> _Task instructions_: Search the material for the string "JSON" and copy each line where it occurs.

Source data
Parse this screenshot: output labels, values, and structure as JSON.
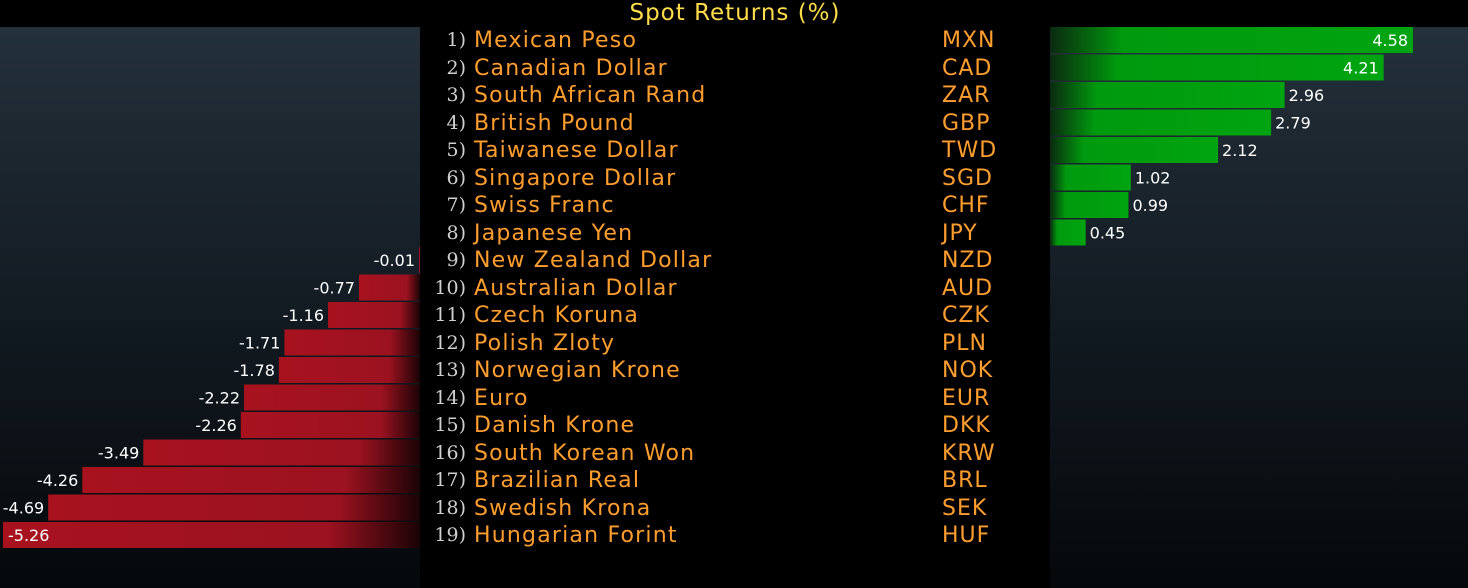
{
  "chart_data": {
    "type": "bar",
    "title": "Spot Returns (%)",
    "orientation": "horizontal",
    "rows": [
      {
        "rank": "1)",
        "name": "Mexican Peso",
        "code": "MXN",
        "value": 4.58
      },
      {
        "rank": "2)",
        "name": "Canadian Dollar",
        "code": "CAD",
        "value": 4.21
      },
      {
        "rank": "3)",
        "name": "South African Rand",
        "code": "ZAR",
        "value": 2.96
      },
      {
        "rank": "4)",
        "name": "British Pound",
        "code": "GBP",
        "value": 2.79
      },
      {
        "rank": "5)",
        "name": "Taiwanese Dollar",
        "code": "TWD",
        "value": 2.12
      },
      {
        "rank": "6)",
        "name": "Singapore Dollar",
        "code": "SGD",
        "value": 1.02
      },
      {
        "rank": "7)",
        "name": "Swiss Franc",
        "code": "CHF",
        "value": 0.99
      },
      {
        "rank": "8)",
        "name": "Japanese Yen",
        "code": "JPY",
        "value": 0.45
      },
      {
        "rank": "9)",
        "name": "New Zealand Dollar",
        "code": "NZD",
        "value": -0.01
      },
      {
        "rank": "10)",
        "name": "Australian Dollar",
        "code": "AUD",
        "value": -0.77
      },
      {
        "rank": "11)",
        "name": "Czech Koruna",
        "code": "CZK",
        "value": -1.16
      },
      {
        "rank": "12)",
        "name": "Polish Zloty",
        "code": "PLN",
        "value": -1.71
      },
      {
        "rank": "13)",
        "name": "Norwegian Krone",
        "code": "NOK",
        "value": -1.78
      },
      {
        "rank": "14)",
        "name": "Euro",
        "code": "EUR",
        "value": -2.22
      },
      {
        "rank": "15)",
        "name": "Danish Krone",
        "code": "DKK",
        "value": -2.26
      },
      {
        "rank": "16)",
        "name": "South Korean Won",
        "code": "KRW",
        "value": -3.49
      },
      {
        "rank": "17)",
        "name": "Brazilian Real",
        "code": "BRL",
        "value": -4.26
      },
      {
        "rank": "18)",
        "name": "Swedish Krona",
        "code": "SEK",
        "value": -4.69
      },
      {
        "rank": "19)",
        "name": "Hungarian Forint",
        "code": "HUF",
        "value": -5.26
      }
    ],
    "colors": {
      "positive": "#009a0e",
      "negative": "#a8121f",
      "title": "#ffdc4a",
      "label": "#ff9d2e"
    }
  }
}
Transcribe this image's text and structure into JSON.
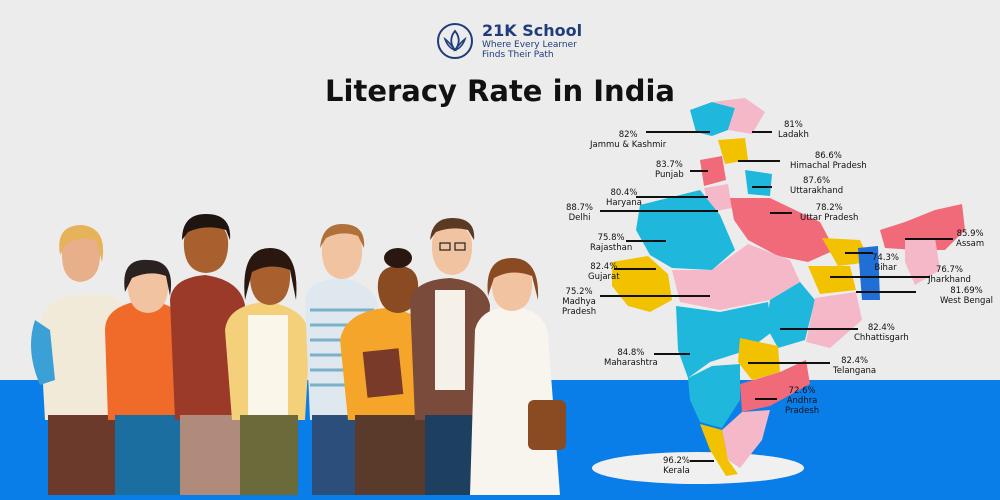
{
  "brand": {
    "name": "21K School",
    "tagline_line1": "Where Every Learner",
    "tagline_line2": "Finds Their Path"
  },
  "title": "Literacy Rate in India",
  "colors": {
    "background": "#ececec",
    "band": "#0a7ee8",
    "brand": "#1f3d7a",
    "map_cyan": "#1fb8dc",
    "map_pink": "#f5b8c8",
    "map_red": "#f06a7a",
    "map_yellow": "#f2c200"
  },
  "states": [
    {
      "name": "Ladakh",
      "rate": "81%"
    },
    {
      "name": "Jammu & Kashmir",
      "rate": "82%"
    },
    {
      "name": "Himachal Pradesh",
      "rate": "86.6%"
    },
    {
      "name": "Punjab",
      "rate": "83.7%"
    },
    {
      "name": "Uttarakhand",
      "rate": "87.6%"
    },
    {
      "name": "Haryana",
      "rate": "80.4%"
    },
    {
      "name": "Delhi",
      "rate": "88.7%"
    },
    {
      "name": "Uttar Pradesh",
      "rate": "78.2%"
    },
    {
      "name": "Assam",
      "rate": "85.9%"
    },
    {
      "name": "Rajasthan",
      "rate": "75.8%"
    },
    {
      "name": "Bihar",
      "rate": "74.3%"
    },
    {
      "name": "Gujarat",
      "rate": "82.4%"
    },
    {
      "name": "Jharkhand",
      "rate": "76.7%"
    },
    {
      "name": "Madhya Pradesh",
      "rate": "75.2%"
    },
    {
      "name": "West Bengal",
      "rate": "81.69%"
    },
    {
      "name": "Chhattisgarh",
      "rate": "82.4%"
    },
    {
      "name": "Maharashtra",
      "rate": "84.8%"
    },
    {
      "name": "Telangana",
      "rate": "82.4%"
    },
    {
      "name": "Andhra Pradesh",
      "rate": "72.6%"
    },
    {
      "name": "Kerala",
      "rate": "96.2%"
    }
  ]
}
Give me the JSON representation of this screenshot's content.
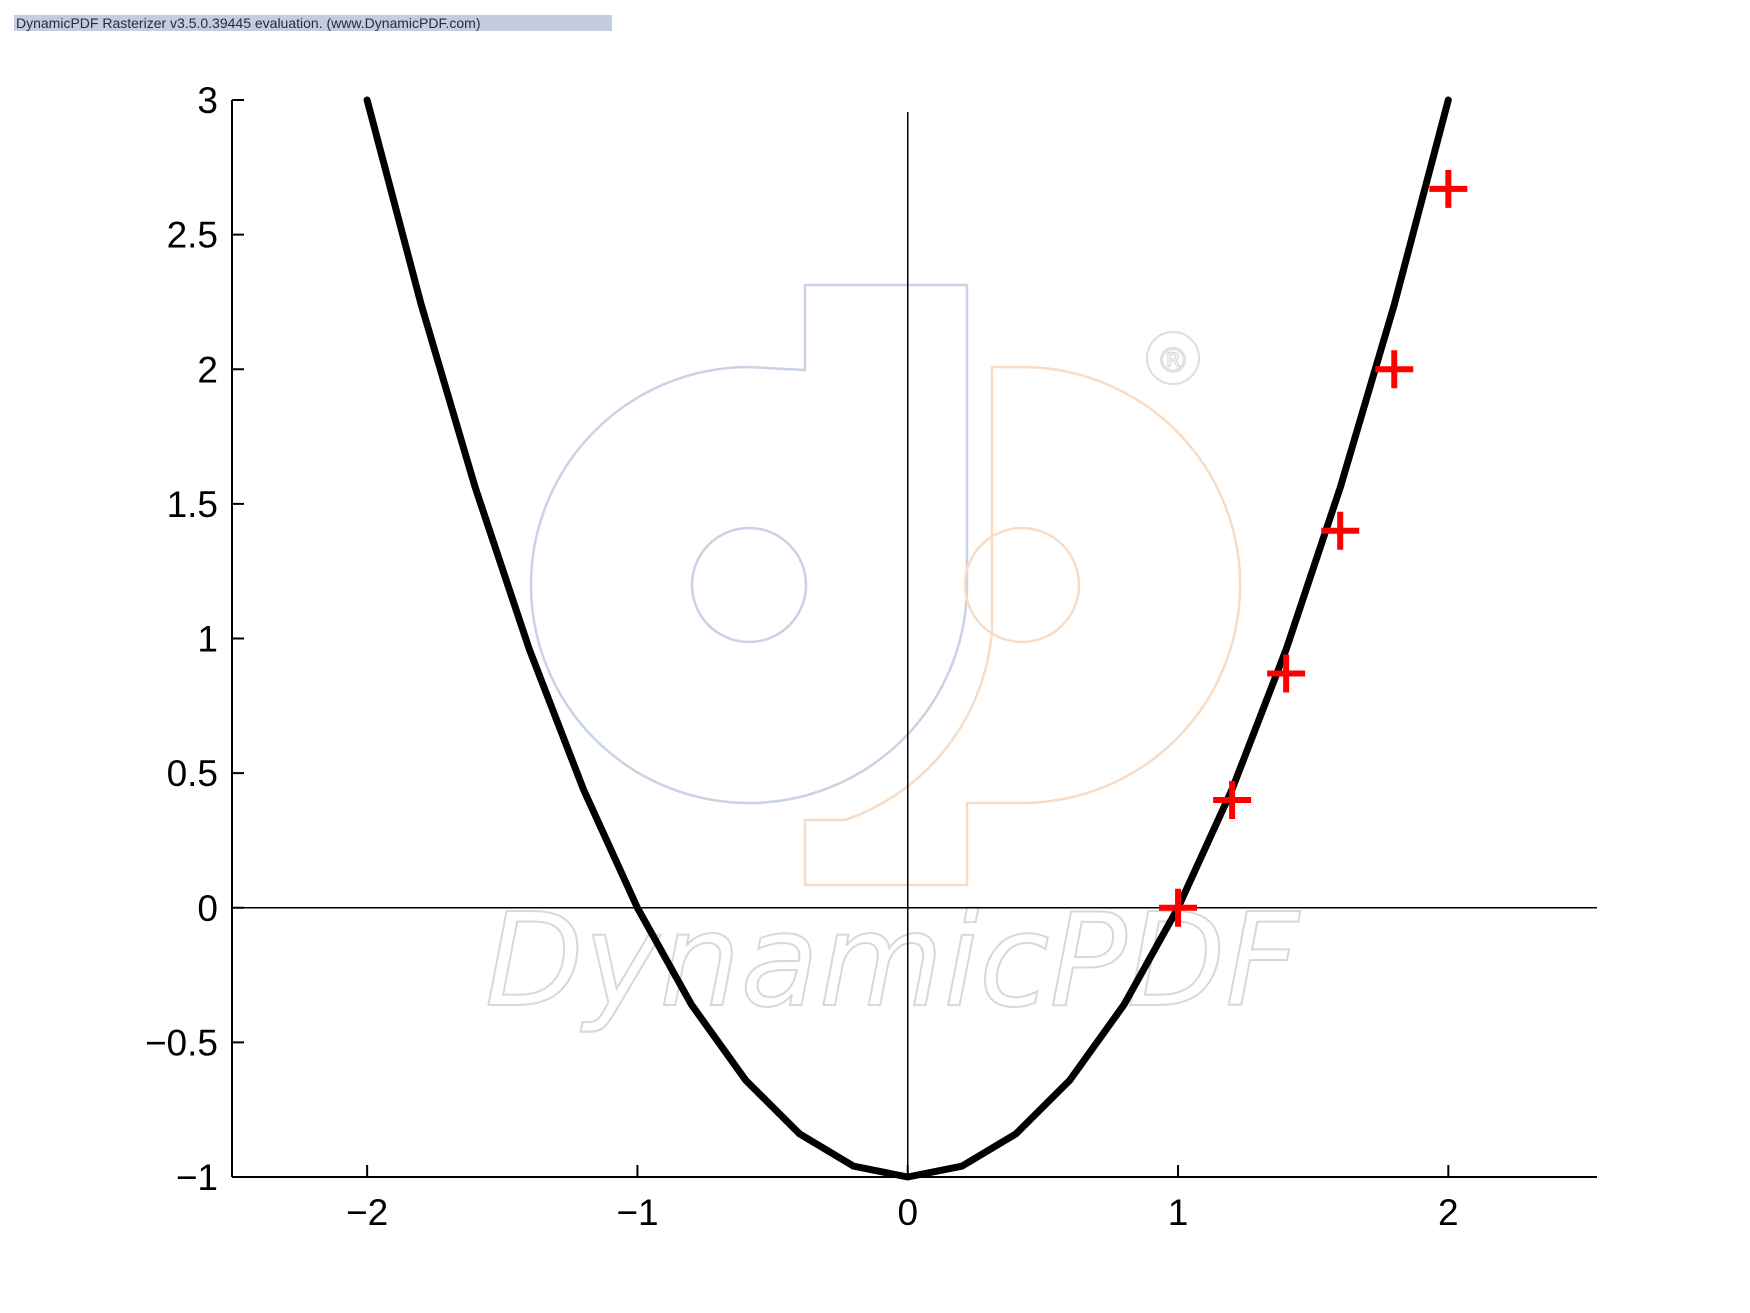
{
  "banner": {
    "text": "DynamicPDF Rasterizer v3.5.0.39445 evaluation. (www.DynamicPDF.com)"
  },
  "watermark": {
    "text": "DynamicPDF",
    "registered": "®",
    "colors": {
      "blue": "#c9d3e6",
      "orange": "#f7dcc6",
      "text": "#d8d8d8"
    }
  },
  "chart_data": {
    "type": "scatter",
    "title": "",
    "xlabel": "",
    "ylabel": "",
    "xlim": [
      -2.5,
      2.55
    ],
    "ylim": [
      -1,
      3
    ],
    "grid": false,
    "legend": "none",
    "xticks": [
      -2,
      -1,
      0,
      1,
      2
    ],
    "xtick_labels": [
      "−2",
      "−1",
      "0",
      "1",
      "2"
    ],
    "yticks": [
      -1,
      -0.5,
      0,
      0.5,
      1,
      1.5,
      2,
      2.5,
      3
    ],
    "ytick_labels": [
      "−1",
      "−0.5",
      "0",
      "0.5",
      "1",
      "1.5",
      "2",
      "2.5",
      "3"
    ],
    "reference_lines": {
      "x": 0,
      "y": 0
    },
    "series": [
      {
        "kind": "line",
        "color": "#000000",
        "x": [
          -2.0,
          -1.8,
          -1.6,
          -1.4,
          -1.2,
          -1.0,
          -0.8,
          -0.6,
          -0.4,
          -0.2,
          0.0,
          0.2,
          0.4,
          0.6,
          0.8,
          1.0,
          1.2,
          1.4,
          1.6,
          1.8,
          2.0
        ],
        "y": [
          3.0,
          2.24,
          1.56,
          0.96,
          0.44,
          0.0,
          -0.36,
          -0.64,
          -0.84,
          -0.96,
          -1.0,
          -0.96,
          -0.84,
          -0.64,
          -0.36,
          0.0,
          0.44,
          0.96,
          1.56,
          2.24,
          3.0
        ]
      },
      {
        "kind": "markers",
        "marker": "plus",
        "color": "#ff0000",
        "x": [
          1.0,
          1.2,
          1.4,
          1.6,
          1.8,
          2.0
        ],
        "y": [
          0.0,
          0.4,
          0.87,
          1.4,
          2.0,
          2.67
        ]
      }
    ]
  }
}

> _Output_:
Parse this screenshot: output labels, values, and structure as JSON.
Transcribe this image's text and structure into JSON.
Give me the JSON representation of this screenshot's content.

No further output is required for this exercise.